OC Test your knowledge of Haskell's array primitives

Consider the following two implementations of a 'map' function for arrays. Can you guess which one of them is the fastest without running them? (Please ignore the uses of unsafeCoerce :P)

Required imports:

import Data.Primitive.Array
import Control.Monad.ST.Strict
import Unsafe.Coerce

Version 1:

mapArray1 :: forall a b. (a -> b) -> Array a -> Array b
mapArray1 f arr = runST $
  let n = length arr in
  thawArray arr 0 n >>= \m ->
  let
    go i
      | i < n = do
        x <- readArray m i
        writeArray m i $! unsafeCoerce @b @a (f x)
        go (i + 1)
      | otherwise = do
        arr' <- unsafeFreezeArray m
        return (unsafeCoerce @(Array a) @(Array b) arr')
  in
    go 0

Version 2:

mapArray2 :: forall a b. (a -> b) -> Array a -> Array b
mapArray2 f arr =
  let n = length arr in
  createArray n (unsafeCoerce @() @b ()) $ \m ->
    let
      go i
        | i < n = do
          writeArray m i $! f $! indexArray arr i
          go (i + 1)
        | otherwise = return ()
    in
      go 0
jaror,
jaror avatar

I've spent this evening trying to get conclusive benchmark results, but I have not succeeded with that yet. It seems like this is pretty difficult to benchmark. So I'd like to hear it if someone else is able to get good benchmark results.

jaror,
jaror avatar

I'm getting pretty consistent results like this now.

jaror,
jaror avatar

You may want to use the Hackage page of the Data.Primitive.Array module: https://hackage.haskell.org/package/primitive-0.8.0.0/docs/Data-Primitive-Array.html

Some relevant functions:

createArray :: Int -> a -> (forall s. MutableArray s a -> ST s ()) -> Array a

Create an array of the given size with a default value, apply the monadic function and freeze the result. If the size is 0, return emptyArray (rather than a new copy thereof).

createArray 0 _ _ = emptyArray
createArray n x f = runArray $ do
  mary <- newArray n x
  f mary
  pure mary
thawArray
  :: PrimMonad m	 
  => Array a -- ^ source
  -> Int     -- ^ offset
  -> Int     -- ^ length
  -> m (MutableArray (PrimState m) a)	 

Create a mutable array from a slice of an immutable array.

This operation makes a copy of the specified slice, so it is safe to use the immutable array afterward.

Note: The provided array should contain the full subrange specified by the two Ints, but this is not checked.

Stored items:
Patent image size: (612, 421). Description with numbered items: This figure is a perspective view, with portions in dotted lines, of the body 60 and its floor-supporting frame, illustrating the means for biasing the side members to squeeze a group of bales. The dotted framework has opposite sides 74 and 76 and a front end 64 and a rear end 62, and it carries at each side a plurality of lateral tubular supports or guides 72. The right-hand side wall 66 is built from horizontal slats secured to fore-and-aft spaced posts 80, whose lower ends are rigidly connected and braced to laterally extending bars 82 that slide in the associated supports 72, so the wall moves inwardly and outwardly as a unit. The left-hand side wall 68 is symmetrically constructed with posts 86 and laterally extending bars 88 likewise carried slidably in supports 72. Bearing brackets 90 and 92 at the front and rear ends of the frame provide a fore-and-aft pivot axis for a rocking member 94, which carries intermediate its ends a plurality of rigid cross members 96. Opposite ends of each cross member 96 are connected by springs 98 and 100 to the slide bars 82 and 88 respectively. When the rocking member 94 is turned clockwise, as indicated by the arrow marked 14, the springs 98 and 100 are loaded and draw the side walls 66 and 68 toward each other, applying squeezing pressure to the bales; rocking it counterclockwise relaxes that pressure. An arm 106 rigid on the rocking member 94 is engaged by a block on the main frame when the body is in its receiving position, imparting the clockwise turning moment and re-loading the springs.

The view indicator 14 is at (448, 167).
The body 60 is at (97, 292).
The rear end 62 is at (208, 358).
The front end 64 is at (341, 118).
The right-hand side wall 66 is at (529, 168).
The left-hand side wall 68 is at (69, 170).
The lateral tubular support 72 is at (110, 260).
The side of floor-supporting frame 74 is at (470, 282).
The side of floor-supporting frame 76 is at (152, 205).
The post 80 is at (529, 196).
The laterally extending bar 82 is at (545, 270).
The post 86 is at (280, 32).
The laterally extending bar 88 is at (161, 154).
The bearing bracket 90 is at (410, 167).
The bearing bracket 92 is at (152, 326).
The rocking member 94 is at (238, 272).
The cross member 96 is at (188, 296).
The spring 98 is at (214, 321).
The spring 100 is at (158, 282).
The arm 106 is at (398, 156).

■ Exercise objective:
Reproduce the portion of the post on Haskell array primitives starting at "Create an array" and ending at "(PrimState m) a)". The stored items are separate material, distinct from the post on Haskell array primitives.

■ Solved problem:
Create an array of the given size with a default value, apply the monadic function and freeze the result. If the size is 0, return emptyArray (rather than a new copy thereof).

createArray 0 _ _ = emptyArray
createArray n x f = runArray $ do
  mary <- newArray n x
  f mary
  pure mary
thawArray
  :: PrimMonad m	 
  => Array a -- ^ source
  -> Int     -- ^ offset
  -> Int     -- ^ length
  -> m (MutableArray (PrimState m) a)